Please print every item below line for line without changing anything, but leave out the pictures.

----- RECORDS SHOWN -----

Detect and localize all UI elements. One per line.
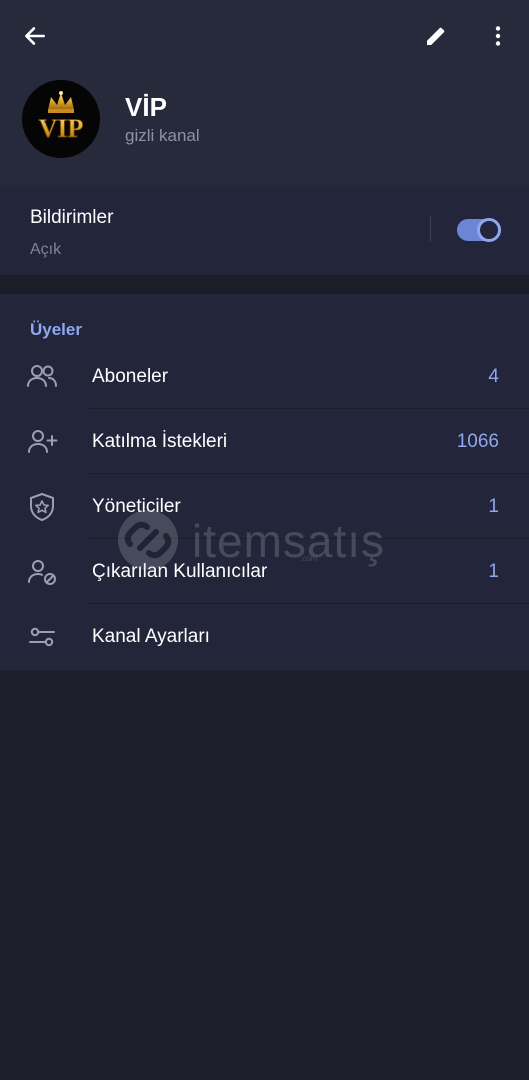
row-admins[interactable]: Yöneticiler 1 bbox=[0, 474, 529, 539]
more-vertical-icon bbox=[495, 26, 501, 46]
row-subscribers[interactable]: Aboneler 4 bbox=[0, 344, 529, 409]
channel-subtitle: gizli kanal bbox=[125, 126, 200, 145]
crown-logo-icon: VIP bbox=[38, 91, 84, 143]
section-gap bbox=[0, 275, 529, 294]
channel-header: VIP VİP gizli kanal bbox=[0, 0, 529, 185]
row-count: 1066 bbox=[456, 431, 499, 452]
row-join-requests[interactable]: Katılma İstekleri 1066 bbox=[0, 409, 529, 474]
more-button[interactable] bbox=[478, 16, 518, 56]
arrow-left-icon bbox=[25, 27, 45, 45]
row-count: 1 bbox=[488, 561, 499, 582]
back-button[interactable] bbox=[15, 16, 55, 56]
row-label: Katılma İstekleri bbox=[92, 431, 228, 452]
user-plus-icon bbox=[28, 430, 58, 453]
channel-title: VİP bbox=[125, 92, 167, 122]
notifications-title: Bildirimler bbox=[30, 207, 114, 228]
users-icon bbox=[27, 365, 57, 387]
edit-button[interactable] bbox=[416, 16, 456, 56]
row-label: Çıkarılan Kullanıcılar bbox=[92, 561, 268, 582]
row-channel-settings[interactable]: Kanal Ayarları bbox=[0, 604, 529, 669]
notifications-toggle[interactable] bbox=[457, 218, 501, 242]
user-blocked-icon bbox=[28, 560, 56, 585]
row-label: Kanal Ayarları bbox=[92, 626, 210, 647]
members-section-title: Üyeler bbox=[30, 320, 82, 339]
toggle-knob bbox=[477, 218, 501, 242]
row-label: Aboneler bbox=[92, 366, 169, 387]
row-label: Yöneticiler bbox=[92, 496, 181, 517]
divider bbox=[430, 216, 431, 242]
shield-star-icon bbox=[30, 493, 54, 521]
row-count: 4 bbox=[488, 366, 499, 387]
members-section: Üyeler Aboneler 4 Katılma İstekleri 1066… bbox=[0, 294, 529, 670]
row-count: 1 bbox=[488, 496, 499, 517]
row-removed-users[interactable]: Çıkarılan Kullanıcılar 1 bbox=[0, 539, 529, 604]
channel-avatar[interactable]: VIP bbox=[22, 80, 100, 158]
pencil-icon bbox=[427, 27, 445, 45]
notifications-status: Açık bbox=[30, 241, 62, 258]
notifications-row[interactable]: Bildirimler Açık bbox=[0, 185, 529, 275]
avatar-text: VIP bbox=[39, 114, 84, 143]
sliders-icon bbox=[29, 627, 55, 647]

-----

CORRECT RESPONSE:
Detect and localize all UI elements. One per line.
row-admins[interactable]: Yöneticiler 1 bbox=[0, 474, 529, 539]
more-vertical-icon bbox=[495, 26, 501, 46]
row-subscribers[interactable]: Aboneler 4 bbox=[0, 344, 529, 409]
channel-subtitle: gizli kanal bbox=[125, 126, 200, 145]
crown-logo-icon: VIP bbox=[38, 91, 84, 143]
section-gap bbox=[0, 275, 529, 294]
channel-header: VIP VİP gizli kanal bbox=[0, 0, 529, 185]
row-count: 1066 bbox=[456, 431, 499, 452]
row-join-requests[interactable]: Katılma İstekleri 1066 bbox=[0, 409, 529, 474]
more-button[interactable] bbox=[478, 16, 518, 56]
arrow-left-icon bbox=[25, 27, 45, 45]
row-count: 1 bbox=[488, 561, 499, 582]
back-button[interactable] bbox=[15, 16, 55, 56]
row-label: Katılma İstekleri bbox=[92, 431, 228, 452]
user-plus-icon bbox=[28, 430, 58, 453]
channel-title: VİP bbox=[125, 92, 167, 122]
notifications-title: Bildirimler bbox=[30, 207, 114, 228]
users-icon bbox=[27, 365, 57, 387]
edit-button[interactable] bbox=[416, 16, 456, 56]
row-label: Çıkarılan Kullanıcılar bbox=[92, 561, 268, 582]
row-channel-settings[interactable]: Kanal Ayarları bbox=[0, 604, 529, 669]
notifications-toggle[interactable] bbox=[457, 218, 501, 242]
user-blocked-icon bbox=[28, 560, 56, 585]
row-label: Kanal Ayarları bbox=[92, 626, 210, 647]
members-section-title: Üyeler bbox=[30, 320, 82, 339]
toggle-knob bbox=[477, 218, 501, 242]
row-label: Aboneler bbox=[92, 366, 169, 387]
row-label: Yöneticiler bbox=[92, 496, 181, 517]
divider bbox=[430, 216, 431, 242]
shield-star-icon bbox=[30, 493, 54, 521]
row-count: 4 bbox=[488, 366, 499, 387]
members-section: Üyeler Aboneler 4 Katılma İstekleri 1066… bbox=[0, 294, 529, 670]
row-count: 1 bbox=[488, 496, 499, 517]
row-removed-users[interactable]: Çıkarılan Kullanıcılar 1 bbox=[0, 539, 529, 604]
channel-avatar[interactable]: VIP bbox=[22, 80, 100, 158]
pencil-icon bbox=[427, 27, 445, 45]
notifications-status: Açık bbox=[30, 241, 62, 258]
notifications-row[interactable]: Bildirimler Açık bbox=[0, 185, 529, 275]
avatar-text: VIP bbox=[39, 114, 84, 143]
sliders-icon bbox=[29, 627, 55, 647]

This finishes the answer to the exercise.